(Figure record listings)

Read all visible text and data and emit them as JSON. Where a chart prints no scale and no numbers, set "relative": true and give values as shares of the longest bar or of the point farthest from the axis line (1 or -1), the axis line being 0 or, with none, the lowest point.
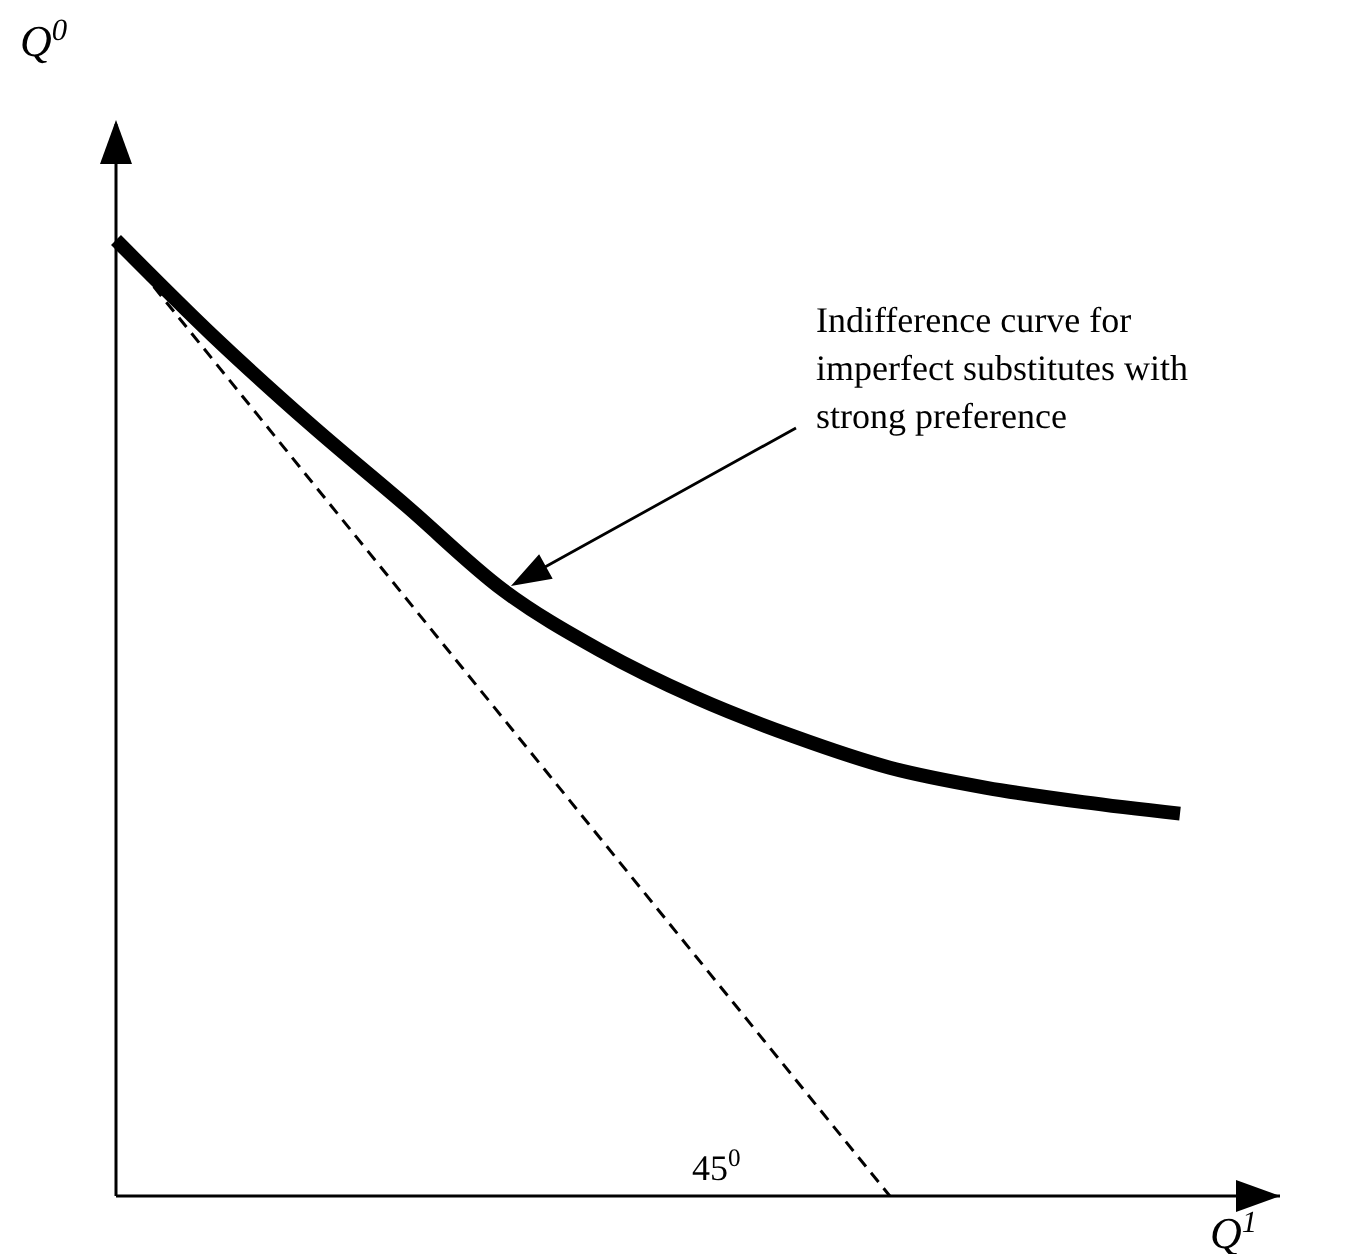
{
  "chart_data": {
    "type": "line",
    "relative": true,
    "xlabel": "Q$^{1}$",
    "ylabel": "Q$^{0}$",
    "categories": [
      null,
      null,
      null,
      null,
      null,
      null,
      null,
      null,
      null,
      null,
      null,
      null
    ],
    "series": [
      {
        "color": "#000000",
        "line_style": "solid",
        "values": [
          1,
          0.9,
          0.808,
          0.722,
          0.634,
          0.571,
          0.521,
          0.481,
          0.448,
          0.427,
          0.412,
          0.4
        ]
      },
      {
        "color": "#000000",
        "line_style": "dashed",
        "values": [
          1,
          0.875,
          0.75,
          0.625,
          0.5,
          0.375,
          0.25,
          0.125,
          0,
          null,
          null,
          null
        ]
      }
    ],
    "annotations": [
      "Indifference curve for imperfect substitutes with strong preference",
      "45$^{0}$"
    ],
    "marker": "none"
  }
}
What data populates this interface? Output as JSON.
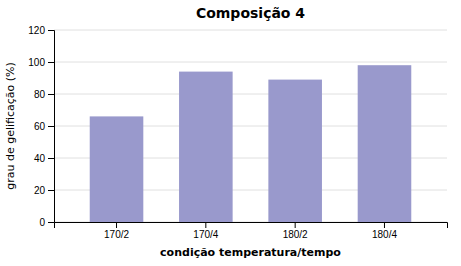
{
  "chart_data": {
    "type": "bar",
    "title": "Composição 4",
    "categories": [
      "170/2",
      "170/4",
      "180/2",
      "180/4"
    ],
    "values": [
      66,
      94,
      89,
      98
    ],
    "color": "#9999cc",
    "xlabel": "condição temperatura/tempo",
    "ylabel": "grau de gelificação (%)",
    "ylim": [
      0,
      120
    ],
    "yticks": [
      0,
      20,
      40,
      60,
      80,
      100,
      120
    ],
    "grid": true
  }
}
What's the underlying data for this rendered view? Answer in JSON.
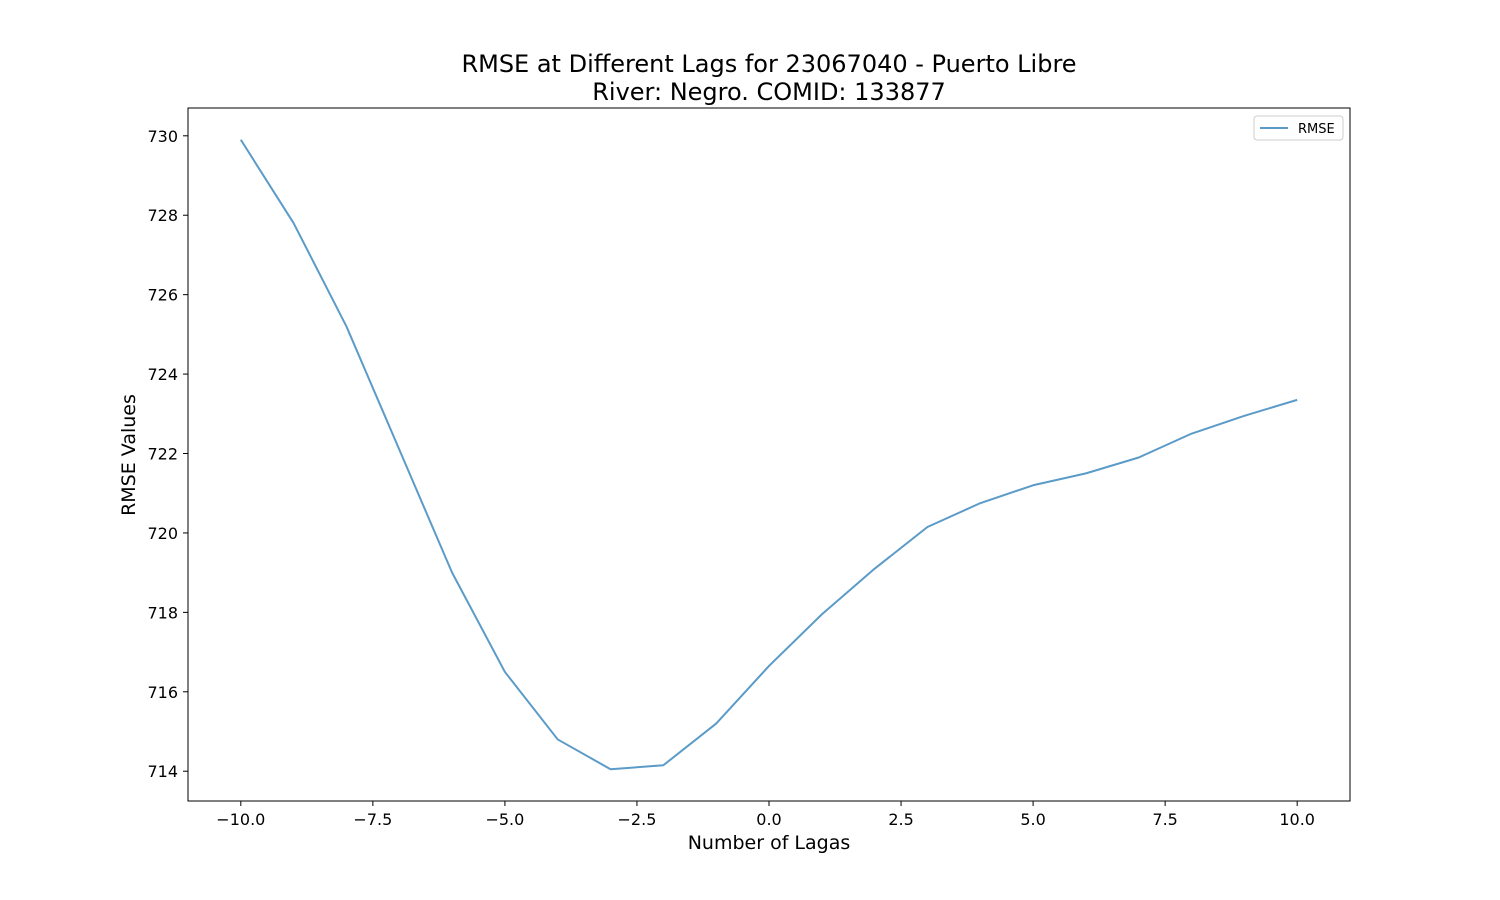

**Short task:**
Write out the entries again, exactly as given, skipping any images.

**Solved exercise:**
Read all visible text and data and emit them as JSON. Where a chart prints no scale and no numbers, set "relative": true and give values as shares of the longest bar or of the point farthest from the axis line (1 or -1), the axis line being 0 or, with none, the lowest point.
{
  "chart_data": {
    "type": "line",
    "relative": true,
    "xlabel": "Q$^{1}$",
    "ylabel": "Q$^{0}$",
    "categories": [
      null,
      null,
      null,
      null,
      null,
      null,
      null,
      null,
      null,
      null,
      null,
      null
    ],
    "series": [
      {
        "color": "#000000",
        "line_style": "solid",
        "values": [
          1,
          0.9,
          0.808,
          0.722,
          0.634,
          0.571,
          0.521,
          0.481,
          0.448,
          0.427,
          0.412,
          0.4
        ]
      },
      {
        "color": "#000000",
        "line_style": "dashed",
        "values": [
          1,
          0.875,
          0.75,
          0.625,
          0.5,
          0.375,
          0.25,
          0.125,
          0,
          null,
          null,
          null
        ]
      }
    ],
    "annotations": [
      "Indifference curve for imperfect substitutes with strong preference",
      "45$^{0}$"
    ],
    "marker": "none"
  }
}
What data populates this interface? Output as JSON.
{
  "chart_data": {
    "type": "bar",
    "title": "Composição 4",
    "categories": [
      "170/2",
      "170/4",
      "180/2",
      "180/4"
    ],
    "values": [
      66,
      94,
      89,
      98
    ],
    "color": "#9999cc",
    "xlabel": "condição temperatura/tempo",
    "ylabel": "grau de gelificação (%)",
    "ylim": [
      0,
      120
    ],
    "yticks": [
      0,
      20,
      40,
      60,
      80,
      100,
      120
    ],
    "grid": true
  }
}
What's the underlying data for this rendered view? Answer in JSON.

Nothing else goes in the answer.